> [TASK OBJECTIVE] Repeat, line for line, the entries printed below.

------ RECORDS FOR THE TASK ------

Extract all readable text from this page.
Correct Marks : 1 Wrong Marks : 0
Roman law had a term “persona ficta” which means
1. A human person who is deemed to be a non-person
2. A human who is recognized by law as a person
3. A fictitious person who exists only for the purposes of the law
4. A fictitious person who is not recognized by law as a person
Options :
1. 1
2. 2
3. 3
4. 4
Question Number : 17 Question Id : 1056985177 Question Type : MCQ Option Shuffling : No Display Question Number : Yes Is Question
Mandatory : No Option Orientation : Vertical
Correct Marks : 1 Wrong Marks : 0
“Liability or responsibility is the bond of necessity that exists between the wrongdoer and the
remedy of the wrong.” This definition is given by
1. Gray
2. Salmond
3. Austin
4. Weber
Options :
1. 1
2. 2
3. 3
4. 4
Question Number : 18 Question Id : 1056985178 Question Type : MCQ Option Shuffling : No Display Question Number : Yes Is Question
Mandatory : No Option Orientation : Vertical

------

> [EXERCISE RESPONSE]
Extract all readable text from this page.
Correct Marks : 1 Wrong Marks : 0
Roman law had a term “persona ficta” which means
1. A human person who is deemed to be a non-person
2. A human who is recognized by law as a person
3. A fictitious person who exists only for the purposes of the law
4. A fictitious person who is not recognized by law as a person
Options :
1. 1
2. 2
3. 3
4. 4
Question Number : 17 Question Id : 1056985177 Question Type : MCQ Option Shuffling : No Display Question Number : Yes Is Question
Mandatory : No Option Orientation : Vertical
Correct Marks : 1 Wrong Marks : 0
“Liability or responsibility is the bond of necessity that exists between the wrongdoer and the
remedy of the wrong.” This definition is given by
1. Gray
2. Salmond
3. Austin
4. Weber
Options :
1. 1
2. 2
3. 3
4. 4
Question Number : 18 Question Id : 1056985178 Question Type : MCQ Option Shuffling : No Display Question Number : Yes Is Question
Mandatory : No Option Orientation : Vertical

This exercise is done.